▶ _Exercise instructions_
Produce an exact copy of the lines from the line containing "Type out the text in this image." through the last line of the entries below, and only those lines.

[Start of Listed records]

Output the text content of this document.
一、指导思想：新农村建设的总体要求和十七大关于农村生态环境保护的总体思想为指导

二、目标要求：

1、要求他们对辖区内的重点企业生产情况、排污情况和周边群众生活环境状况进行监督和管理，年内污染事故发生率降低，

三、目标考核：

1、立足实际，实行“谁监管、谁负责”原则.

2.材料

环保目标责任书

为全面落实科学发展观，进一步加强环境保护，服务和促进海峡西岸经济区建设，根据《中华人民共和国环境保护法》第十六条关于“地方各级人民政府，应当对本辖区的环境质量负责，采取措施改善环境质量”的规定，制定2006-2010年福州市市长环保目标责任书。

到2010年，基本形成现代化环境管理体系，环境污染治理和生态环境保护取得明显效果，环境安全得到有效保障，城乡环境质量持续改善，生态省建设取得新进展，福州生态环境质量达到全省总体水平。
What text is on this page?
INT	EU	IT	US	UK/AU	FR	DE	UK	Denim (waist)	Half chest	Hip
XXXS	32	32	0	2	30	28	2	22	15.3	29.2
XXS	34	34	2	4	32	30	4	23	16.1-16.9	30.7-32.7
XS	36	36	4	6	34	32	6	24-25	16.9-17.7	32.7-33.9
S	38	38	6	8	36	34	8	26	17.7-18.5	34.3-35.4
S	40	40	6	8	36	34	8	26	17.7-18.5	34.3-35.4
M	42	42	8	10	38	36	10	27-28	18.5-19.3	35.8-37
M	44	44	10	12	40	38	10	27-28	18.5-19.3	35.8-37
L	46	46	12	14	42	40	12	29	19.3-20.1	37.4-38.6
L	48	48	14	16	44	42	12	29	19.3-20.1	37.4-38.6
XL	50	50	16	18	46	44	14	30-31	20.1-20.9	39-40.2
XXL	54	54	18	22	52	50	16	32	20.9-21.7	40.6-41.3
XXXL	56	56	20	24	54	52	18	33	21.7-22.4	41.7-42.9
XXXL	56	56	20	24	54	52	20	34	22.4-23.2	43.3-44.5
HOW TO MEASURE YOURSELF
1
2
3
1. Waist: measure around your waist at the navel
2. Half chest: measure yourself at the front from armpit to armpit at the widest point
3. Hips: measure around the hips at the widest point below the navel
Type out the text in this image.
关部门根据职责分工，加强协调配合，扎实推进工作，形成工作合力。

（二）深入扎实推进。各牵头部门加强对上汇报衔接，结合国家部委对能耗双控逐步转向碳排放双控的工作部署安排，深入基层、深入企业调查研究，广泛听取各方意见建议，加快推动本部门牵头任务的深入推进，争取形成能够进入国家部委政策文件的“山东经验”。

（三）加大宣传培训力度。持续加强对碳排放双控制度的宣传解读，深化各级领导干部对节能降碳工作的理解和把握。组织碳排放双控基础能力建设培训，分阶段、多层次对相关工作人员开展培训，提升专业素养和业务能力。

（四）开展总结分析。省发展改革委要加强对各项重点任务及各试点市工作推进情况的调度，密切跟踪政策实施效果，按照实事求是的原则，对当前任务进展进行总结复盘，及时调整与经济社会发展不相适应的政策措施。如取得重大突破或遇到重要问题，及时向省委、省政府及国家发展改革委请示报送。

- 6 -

[End of Listed records]

▶ _Solution to this task_
Type out the text in this image.
关部门根据职责分工，加强协调配合，扎实推进工作，形成工作合力。

（二）深入扎实推进。各牵头部门加强对上汇报衔接，结合国家部委对能耗双控逐步转向碳排放双控的工作部署安排，深入基层、深入企业调查研究，广泛听取各方意见建议，加快推动本部门牵头任务的深入推进，争取形成能够进入国家部委政策文件的“山东经验”。

（三）加大宣传培训力度。持续加强对碳排放双控制度的宣传解读，深化各级领导干部对节能降碳工作的理解和把握。组织碳排放双控基础能力建设培训，分阶段、多层次对相关工作人员开展培训，提升专业素养和业务能力。

（四）开展总结分析。省发展改革委要加强对各项重点任务及各试点市工作推进情况的调度，密切跟踪政策实施效果，按照实事求是的原则，对当前任务进展进行总结复盘，及时调整与经济社会发展不相适应的政策措施。如取得重大突破或遇到重要问题，及时向省委、省政府及国家发展改革委请示报送。

- 6 -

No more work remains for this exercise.